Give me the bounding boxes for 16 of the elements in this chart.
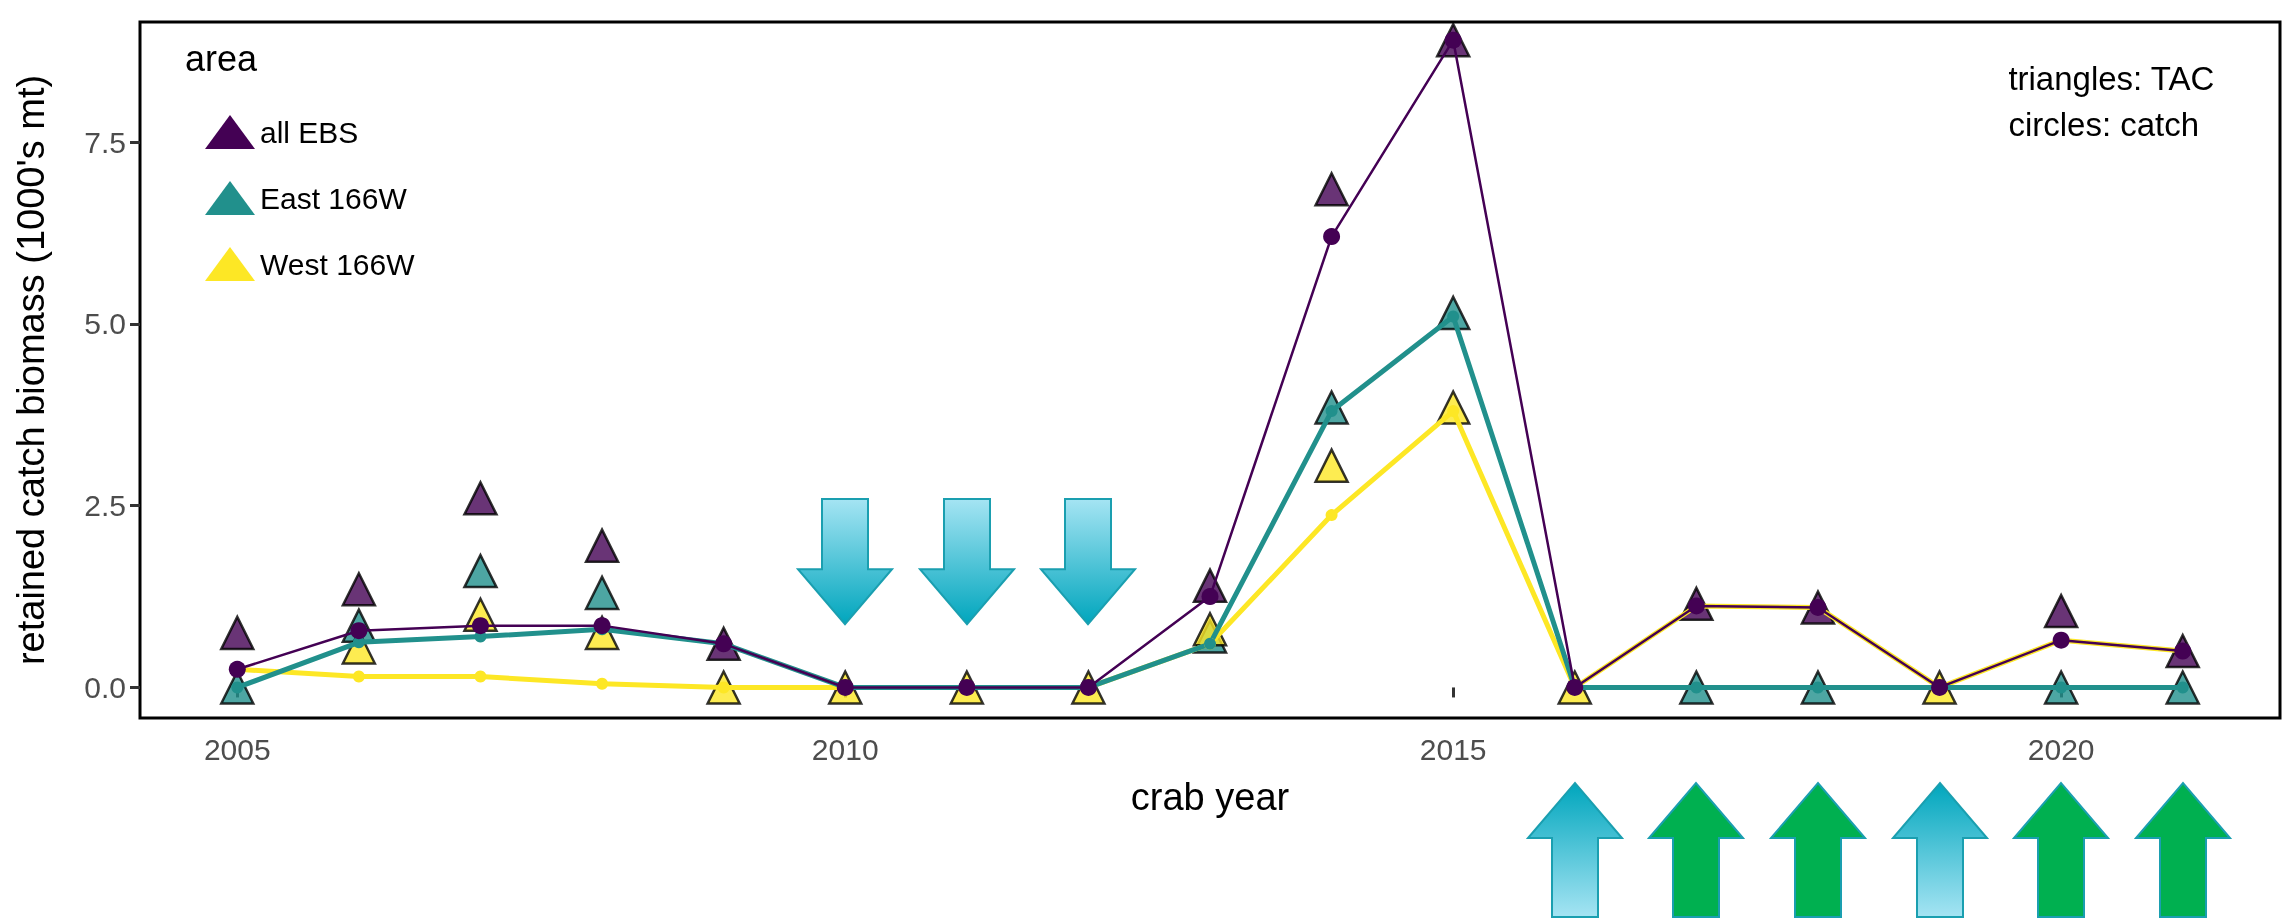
y-axis-title: retained catch biomass (1000's mt)	[10, 74, 52, 666]
y-tick-label: 2.5	[84, 489, 126, 523]
y-tick-label: 7.5	[84, 125, 126, 159]
y-tick-label: 0.0	[84, 670, 126, 704]
legend-label: East 166W	[260, 181, 408, 215]
annotation: triangles: TAC	[2008, 59, 2215, 97]
x-tick-label: 2015	[1419, 732, 1487, 766]
x-axis-title: crab year	[1130, 776, 1290, 818]
y-tick-label: 5.0	[84, 307, 126, 341]
legend-label: West 166W	[260, 247, 416, 281]
x-tick-label: 2020	[2027, 732, 2095, 766]
legend-title: area	[185, 37, 259, 79]
legend-label: all EBS	[260, 115, 359, 149]
x-tick-label: 2005	[203, 732, 271, 766]
x-tick-label: 2010	[811, 732, 879, 766]
annotation: circles: catch	[2008, 105, 2200, 143]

TASK REQUIREMENTS:
Begin at the line that has "y-axis-title: retained catch" and stop after the last line of the material. Give those lines again with "crab year" swapped for "fishing season" and everything else left unchanged.

RESPONSE TO THIS TASK:
y-axis-title: retained catch biomass (1000's mt)	[10, 74, 52, 666]
y-tick-label: 2.5	[84, 489, 126, 523]
y-tick-label: 7.5	[84, 125, 126, 159]
y-tick-label: 0.0	[84, 670, 126, 704]
legend-label: East 166W	[260, 181, 408, 215]
annotation: triangles: TAC	[2008, 59, 2215, 97]
x-tick-label: 2015	[1419, 732, 1487, 766]
x-axis-title: fishing season	[1130, 776, 1290, 818]
y-tick-label: 5.0	[84, 307, 126, 341]
legend-label: West 166W	[260, 247, 416, 281]
x-tick-label: 2020	[2027, 732, 2095, 766]
legend-title: area	[185, 37, 259, 79]
legend-label: all EBS	[260, 115, 359, 149]
x-tick-label: 2005	[203, 732, 271, 766]
x-tick-label: 2010	[811, 732, 879, 766]
annotation: circles: catch	[2008, 105, 2200, 143]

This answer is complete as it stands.